Provided material
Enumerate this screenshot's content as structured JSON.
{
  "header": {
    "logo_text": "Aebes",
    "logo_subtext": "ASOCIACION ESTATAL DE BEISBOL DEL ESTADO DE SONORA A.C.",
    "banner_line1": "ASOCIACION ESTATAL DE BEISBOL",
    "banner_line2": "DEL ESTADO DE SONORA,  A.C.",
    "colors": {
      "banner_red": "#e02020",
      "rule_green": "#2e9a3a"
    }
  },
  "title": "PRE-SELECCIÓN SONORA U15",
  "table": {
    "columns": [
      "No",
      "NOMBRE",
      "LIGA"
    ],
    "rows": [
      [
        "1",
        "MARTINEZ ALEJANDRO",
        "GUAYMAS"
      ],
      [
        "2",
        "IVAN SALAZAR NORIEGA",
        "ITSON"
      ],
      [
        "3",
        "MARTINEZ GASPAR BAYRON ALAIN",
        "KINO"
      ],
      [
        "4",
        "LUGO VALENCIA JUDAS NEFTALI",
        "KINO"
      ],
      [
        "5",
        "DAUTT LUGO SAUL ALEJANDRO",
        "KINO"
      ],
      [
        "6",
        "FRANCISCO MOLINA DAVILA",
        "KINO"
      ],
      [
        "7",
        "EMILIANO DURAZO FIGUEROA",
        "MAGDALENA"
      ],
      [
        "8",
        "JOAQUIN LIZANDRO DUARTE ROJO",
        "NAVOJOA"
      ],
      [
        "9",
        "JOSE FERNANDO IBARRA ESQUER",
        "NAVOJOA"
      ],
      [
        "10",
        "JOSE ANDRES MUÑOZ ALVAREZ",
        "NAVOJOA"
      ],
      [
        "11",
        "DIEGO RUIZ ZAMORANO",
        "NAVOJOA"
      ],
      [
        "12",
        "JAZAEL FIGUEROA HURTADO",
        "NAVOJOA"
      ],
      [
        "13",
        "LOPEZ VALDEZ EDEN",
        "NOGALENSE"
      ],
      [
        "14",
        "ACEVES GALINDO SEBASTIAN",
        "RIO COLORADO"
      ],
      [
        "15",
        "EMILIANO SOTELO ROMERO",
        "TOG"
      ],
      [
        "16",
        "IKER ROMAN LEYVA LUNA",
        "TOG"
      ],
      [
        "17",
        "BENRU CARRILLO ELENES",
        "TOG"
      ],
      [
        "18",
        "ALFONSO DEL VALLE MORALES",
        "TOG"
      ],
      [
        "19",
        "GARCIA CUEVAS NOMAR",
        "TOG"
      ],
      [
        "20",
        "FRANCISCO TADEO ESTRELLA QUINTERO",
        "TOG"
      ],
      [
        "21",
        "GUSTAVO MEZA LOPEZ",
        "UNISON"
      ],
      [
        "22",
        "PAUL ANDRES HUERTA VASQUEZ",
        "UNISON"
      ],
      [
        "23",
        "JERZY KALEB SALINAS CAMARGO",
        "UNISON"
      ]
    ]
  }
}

* * *

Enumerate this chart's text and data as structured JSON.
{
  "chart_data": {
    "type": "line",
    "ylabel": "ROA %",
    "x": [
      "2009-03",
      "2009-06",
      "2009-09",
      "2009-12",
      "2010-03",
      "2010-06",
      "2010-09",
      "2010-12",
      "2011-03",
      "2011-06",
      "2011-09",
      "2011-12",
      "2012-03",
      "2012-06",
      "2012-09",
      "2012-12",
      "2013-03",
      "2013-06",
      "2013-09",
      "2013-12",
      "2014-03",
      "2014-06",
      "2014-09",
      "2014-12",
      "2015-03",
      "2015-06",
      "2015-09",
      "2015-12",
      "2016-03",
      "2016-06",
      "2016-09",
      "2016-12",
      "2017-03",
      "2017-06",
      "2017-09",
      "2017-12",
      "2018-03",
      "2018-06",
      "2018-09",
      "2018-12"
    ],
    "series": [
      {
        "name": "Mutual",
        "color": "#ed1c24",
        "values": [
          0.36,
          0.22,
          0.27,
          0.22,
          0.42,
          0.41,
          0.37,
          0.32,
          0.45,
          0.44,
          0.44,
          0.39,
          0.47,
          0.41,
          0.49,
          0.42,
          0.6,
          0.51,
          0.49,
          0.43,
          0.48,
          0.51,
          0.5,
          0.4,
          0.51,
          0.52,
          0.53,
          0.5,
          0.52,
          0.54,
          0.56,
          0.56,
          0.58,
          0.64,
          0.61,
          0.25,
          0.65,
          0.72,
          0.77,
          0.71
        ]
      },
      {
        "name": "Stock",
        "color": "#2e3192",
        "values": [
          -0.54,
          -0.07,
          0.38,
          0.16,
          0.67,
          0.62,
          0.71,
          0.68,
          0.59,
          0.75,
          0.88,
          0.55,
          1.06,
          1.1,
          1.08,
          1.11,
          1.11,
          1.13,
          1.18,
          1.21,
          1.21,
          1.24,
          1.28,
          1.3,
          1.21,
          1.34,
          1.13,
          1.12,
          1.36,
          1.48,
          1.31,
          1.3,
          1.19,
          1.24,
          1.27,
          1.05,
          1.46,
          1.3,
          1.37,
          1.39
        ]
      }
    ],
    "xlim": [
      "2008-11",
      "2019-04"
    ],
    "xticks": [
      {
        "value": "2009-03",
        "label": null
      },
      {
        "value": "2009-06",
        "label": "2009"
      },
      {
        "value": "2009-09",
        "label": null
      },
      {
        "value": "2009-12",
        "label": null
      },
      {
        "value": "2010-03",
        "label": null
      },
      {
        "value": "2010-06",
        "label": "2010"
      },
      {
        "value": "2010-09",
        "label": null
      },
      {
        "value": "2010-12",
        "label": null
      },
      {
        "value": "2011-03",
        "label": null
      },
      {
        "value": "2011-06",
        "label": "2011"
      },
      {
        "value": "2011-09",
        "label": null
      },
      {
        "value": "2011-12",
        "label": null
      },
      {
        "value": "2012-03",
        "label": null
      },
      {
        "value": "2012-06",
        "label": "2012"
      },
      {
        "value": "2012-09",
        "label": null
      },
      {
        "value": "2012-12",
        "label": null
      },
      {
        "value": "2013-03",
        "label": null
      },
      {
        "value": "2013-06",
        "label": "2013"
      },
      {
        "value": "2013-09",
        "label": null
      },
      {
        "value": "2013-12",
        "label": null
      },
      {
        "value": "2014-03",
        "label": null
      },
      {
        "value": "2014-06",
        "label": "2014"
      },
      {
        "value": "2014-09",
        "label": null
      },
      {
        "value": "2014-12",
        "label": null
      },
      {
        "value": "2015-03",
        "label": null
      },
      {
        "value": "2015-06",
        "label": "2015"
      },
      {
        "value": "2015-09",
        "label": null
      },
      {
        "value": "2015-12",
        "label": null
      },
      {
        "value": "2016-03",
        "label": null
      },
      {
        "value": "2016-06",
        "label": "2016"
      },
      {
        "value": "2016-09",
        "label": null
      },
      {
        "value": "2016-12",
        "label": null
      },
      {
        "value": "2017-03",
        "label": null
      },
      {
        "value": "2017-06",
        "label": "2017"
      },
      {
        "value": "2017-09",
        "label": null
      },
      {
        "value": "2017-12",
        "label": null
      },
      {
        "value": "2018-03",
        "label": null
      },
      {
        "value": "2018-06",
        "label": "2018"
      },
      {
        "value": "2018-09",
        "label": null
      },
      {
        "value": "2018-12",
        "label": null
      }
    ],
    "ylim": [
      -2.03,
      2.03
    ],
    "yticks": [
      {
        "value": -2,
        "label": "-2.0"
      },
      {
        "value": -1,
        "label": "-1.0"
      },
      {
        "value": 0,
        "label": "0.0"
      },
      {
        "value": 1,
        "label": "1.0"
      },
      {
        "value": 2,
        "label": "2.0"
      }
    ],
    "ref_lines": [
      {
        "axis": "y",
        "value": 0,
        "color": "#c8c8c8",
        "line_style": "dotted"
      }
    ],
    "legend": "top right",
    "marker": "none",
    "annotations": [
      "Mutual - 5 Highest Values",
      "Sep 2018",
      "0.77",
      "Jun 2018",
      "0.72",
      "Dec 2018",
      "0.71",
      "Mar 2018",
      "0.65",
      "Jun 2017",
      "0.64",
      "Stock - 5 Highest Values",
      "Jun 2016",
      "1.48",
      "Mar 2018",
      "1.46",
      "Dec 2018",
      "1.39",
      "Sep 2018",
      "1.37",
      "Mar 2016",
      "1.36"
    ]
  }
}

--

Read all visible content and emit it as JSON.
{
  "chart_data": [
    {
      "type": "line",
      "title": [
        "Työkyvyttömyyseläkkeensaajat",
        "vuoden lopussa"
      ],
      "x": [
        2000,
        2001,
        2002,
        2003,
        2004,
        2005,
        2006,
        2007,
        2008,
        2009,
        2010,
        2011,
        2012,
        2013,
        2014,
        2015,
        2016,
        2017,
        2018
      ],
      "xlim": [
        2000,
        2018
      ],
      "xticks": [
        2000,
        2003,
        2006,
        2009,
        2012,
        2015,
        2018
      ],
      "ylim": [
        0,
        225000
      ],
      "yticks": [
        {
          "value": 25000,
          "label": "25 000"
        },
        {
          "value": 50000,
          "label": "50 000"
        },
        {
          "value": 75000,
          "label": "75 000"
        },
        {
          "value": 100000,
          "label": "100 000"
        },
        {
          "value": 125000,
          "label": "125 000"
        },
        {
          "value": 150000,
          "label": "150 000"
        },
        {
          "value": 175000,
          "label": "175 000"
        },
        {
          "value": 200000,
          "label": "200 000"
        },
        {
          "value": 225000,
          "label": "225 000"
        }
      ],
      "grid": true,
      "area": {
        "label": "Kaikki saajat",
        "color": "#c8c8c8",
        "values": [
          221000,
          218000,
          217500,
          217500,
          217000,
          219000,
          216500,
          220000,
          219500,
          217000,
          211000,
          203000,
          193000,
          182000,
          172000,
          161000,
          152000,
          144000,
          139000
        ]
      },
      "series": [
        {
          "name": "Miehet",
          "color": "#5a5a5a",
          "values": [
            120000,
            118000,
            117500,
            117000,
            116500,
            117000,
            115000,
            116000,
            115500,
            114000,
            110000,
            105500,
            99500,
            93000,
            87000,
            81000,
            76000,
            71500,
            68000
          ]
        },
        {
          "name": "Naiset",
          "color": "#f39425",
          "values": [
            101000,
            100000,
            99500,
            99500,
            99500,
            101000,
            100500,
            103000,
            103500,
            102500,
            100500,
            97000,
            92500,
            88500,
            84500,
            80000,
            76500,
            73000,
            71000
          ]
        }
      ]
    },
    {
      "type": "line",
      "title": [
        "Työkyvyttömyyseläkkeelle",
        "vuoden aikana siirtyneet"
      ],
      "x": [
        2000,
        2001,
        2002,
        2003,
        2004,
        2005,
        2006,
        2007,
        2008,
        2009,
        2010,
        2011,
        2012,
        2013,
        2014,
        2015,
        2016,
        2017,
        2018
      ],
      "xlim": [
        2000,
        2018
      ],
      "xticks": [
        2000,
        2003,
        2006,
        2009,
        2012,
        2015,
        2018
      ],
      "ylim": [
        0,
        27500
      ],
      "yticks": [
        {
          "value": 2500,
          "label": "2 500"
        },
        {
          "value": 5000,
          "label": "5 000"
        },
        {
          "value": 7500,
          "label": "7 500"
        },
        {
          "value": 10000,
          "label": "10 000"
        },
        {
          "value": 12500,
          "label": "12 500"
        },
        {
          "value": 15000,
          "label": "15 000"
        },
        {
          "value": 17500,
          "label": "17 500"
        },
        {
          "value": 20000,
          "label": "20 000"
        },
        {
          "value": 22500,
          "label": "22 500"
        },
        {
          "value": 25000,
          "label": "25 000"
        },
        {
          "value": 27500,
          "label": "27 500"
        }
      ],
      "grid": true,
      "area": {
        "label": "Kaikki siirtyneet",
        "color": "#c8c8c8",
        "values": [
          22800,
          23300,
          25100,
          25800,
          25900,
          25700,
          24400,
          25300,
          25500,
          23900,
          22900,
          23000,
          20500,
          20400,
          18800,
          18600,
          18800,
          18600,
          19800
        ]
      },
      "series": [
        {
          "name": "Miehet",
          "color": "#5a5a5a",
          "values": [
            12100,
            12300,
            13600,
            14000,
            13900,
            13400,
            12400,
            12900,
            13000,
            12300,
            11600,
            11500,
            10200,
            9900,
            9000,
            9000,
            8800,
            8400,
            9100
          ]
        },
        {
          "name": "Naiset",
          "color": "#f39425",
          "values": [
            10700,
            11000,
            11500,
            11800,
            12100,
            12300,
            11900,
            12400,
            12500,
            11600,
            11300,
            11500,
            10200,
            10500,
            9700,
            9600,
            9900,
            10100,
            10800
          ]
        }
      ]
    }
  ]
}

Instructions for the task
Gather each line that holds "EMILIANO".

Answer below
        "EMILIANO DURAZO FIGUEROA",
        "EMILIANO SOTELO ROMERO",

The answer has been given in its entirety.